— begin —

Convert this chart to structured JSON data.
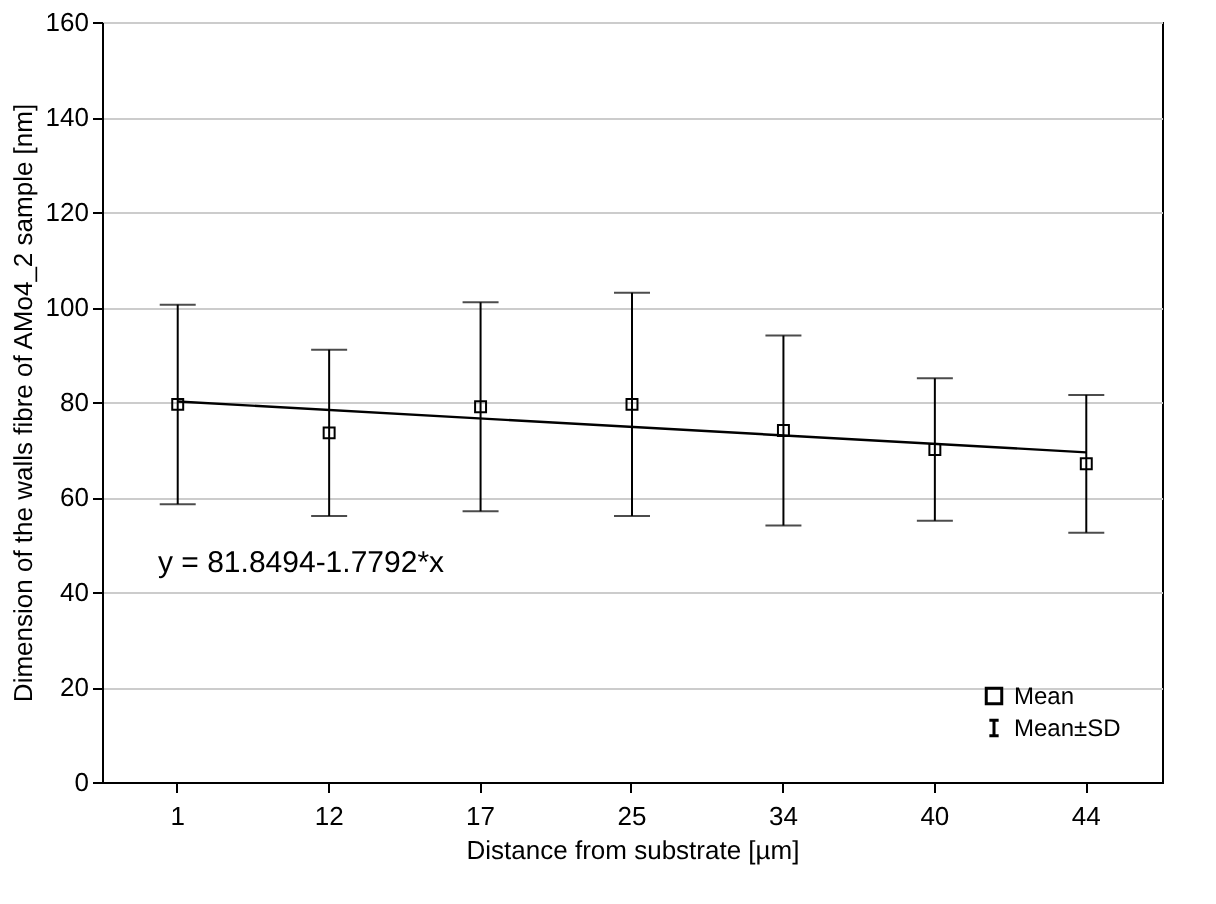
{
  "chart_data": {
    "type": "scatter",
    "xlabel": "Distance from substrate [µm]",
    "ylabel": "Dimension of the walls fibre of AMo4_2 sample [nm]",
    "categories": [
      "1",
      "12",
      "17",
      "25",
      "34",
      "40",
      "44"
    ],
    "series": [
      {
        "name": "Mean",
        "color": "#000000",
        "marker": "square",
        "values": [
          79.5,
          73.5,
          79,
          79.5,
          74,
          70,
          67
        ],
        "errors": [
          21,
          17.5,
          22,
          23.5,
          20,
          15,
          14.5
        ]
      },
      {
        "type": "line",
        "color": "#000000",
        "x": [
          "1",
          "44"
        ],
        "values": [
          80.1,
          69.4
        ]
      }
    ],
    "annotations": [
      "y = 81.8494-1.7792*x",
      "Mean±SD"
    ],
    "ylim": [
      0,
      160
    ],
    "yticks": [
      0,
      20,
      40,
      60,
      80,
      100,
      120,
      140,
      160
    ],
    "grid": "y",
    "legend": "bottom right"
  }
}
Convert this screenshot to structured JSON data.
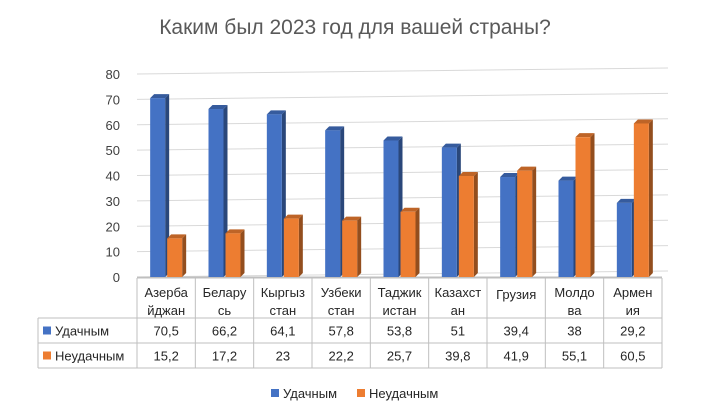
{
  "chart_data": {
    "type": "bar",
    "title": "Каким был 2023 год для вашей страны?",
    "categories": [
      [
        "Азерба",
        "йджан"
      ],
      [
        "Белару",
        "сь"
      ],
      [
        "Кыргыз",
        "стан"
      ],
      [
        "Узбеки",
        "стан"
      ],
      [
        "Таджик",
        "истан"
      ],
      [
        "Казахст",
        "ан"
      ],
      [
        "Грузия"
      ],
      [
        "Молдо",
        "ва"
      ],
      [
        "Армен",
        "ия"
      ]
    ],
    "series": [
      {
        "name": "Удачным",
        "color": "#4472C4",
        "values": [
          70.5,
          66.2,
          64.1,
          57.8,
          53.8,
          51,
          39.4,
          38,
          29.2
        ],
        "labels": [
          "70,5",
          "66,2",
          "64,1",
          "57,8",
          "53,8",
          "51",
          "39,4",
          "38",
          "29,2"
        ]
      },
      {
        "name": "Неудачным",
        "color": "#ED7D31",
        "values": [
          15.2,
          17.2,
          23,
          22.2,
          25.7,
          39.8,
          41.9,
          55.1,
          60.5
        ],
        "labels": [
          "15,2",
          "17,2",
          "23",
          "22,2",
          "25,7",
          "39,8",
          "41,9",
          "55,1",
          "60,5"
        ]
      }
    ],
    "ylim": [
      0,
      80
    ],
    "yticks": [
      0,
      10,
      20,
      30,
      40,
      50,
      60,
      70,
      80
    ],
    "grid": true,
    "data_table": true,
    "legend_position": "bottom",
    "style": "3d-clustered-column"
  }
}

— end —

▶ [STATED PROBLEM]
Every line above should be repeated exactly; pictures stay out of the copy.

▶ [REPLY TO THE TASK]
Convert this chart to structured JSON data.
{
  "chart_data": {
    "type": "scatter",
    "xlabel": "Distance from substrate [µm]",
    "ylabel": "Dimension of the walls fibre of AMo4_2 sample [nm]",
    "categories": [
      "1",
      "12",
      "17",
      "25",
      "34",
      "40",
      "44"
    ],
    "series": [
      {
        "name": "Mean",
        "color": "#000000",
        "marker": "square",
        "values": [
          79.5,
          73.5,
          79,
          79.5,
          74,
          70,
          67
        ],
        "errors": [
          21,
          17.5,
          22,
          23.5,
          20,
          15,
          14.5
        ]
      },
      {
        "type": "line",
        "color": "#000000",
        "x": [
          "1",
          "44"
        ],
        "values": [
          80.1,
          69.4
        ]
      }
    ],
    "annotations": [
      "y = 81.8494-1.7792*x",
      "Mean±SD"
    ],
    "ylim": [
      0,
      160
    ],
    "yticks": [
      0,
      20,
      40,
      60,
      80,
      100,
      120,
      140,
      160
    ],
    "grid": "y",
    "legend": "bottom right"
  }
}
Convert this screenshot to structured JSON data.
{
  "chart_data": {
    "type": "bar",
    "title": "Каким был 2023 год для вашей страны?",
    "categories": [
      [
        "Азерба",
        "йджан"
      ],
      [
        "Белару",
        "сь"
      ],
      [
        "Кыргыз",
        "стан"
      ],
      [
        "Узбеки",
        "стан"
      ],
      [
        "Таджик",
        "истан"
      ],
      [
        "Казахст",
        "ан"
      ],
      [
        "Грузия"
      ],
      [
        "Молдо",
        "ва"
      ],
      [
        "Армен",
        "ия"
      ]
    ],
    "series": [
      {
        "name": "Удачным",
        "color": "#4472C4",
        "values": [
          70.5,
          66.2,
          64.1,
          57.8,
          53.8,
          51,
          39.4,
          38,
          29.2
        ],
        "labels": [
          "70,5",
          "66,2",
          "64,1",
          "57,8",
          "53,8",
          "51",
          "39,4",
          "38",
          "29,2"
        ]
      },
      {
        "name": "Неудачным",
        "color": "#ED7D31",
        "values": [
          15.2,
          17.2,
          23,
          22.2,
          25.7,
          39.8,
          41.9,
          55.1,
          60.5
        ],
        "labels": [
          "15,2",
          "17,2",
          "23",
          "22,2",
          "25,7",
          "39,8",
          "41,9",
          "55,1",
          "60,5"
        ]
      }
    ],
    "ylim": [
      0,
      80
    ],
    "yticks": [
      0,
      10,
      20,
      30,
      40,
      50,
      60,
      70,
      80
    ],
    "grid": true,
    "data_table": true,
    "legend_position": "bottom",
    "style": "3d-clustered-column"
  }
}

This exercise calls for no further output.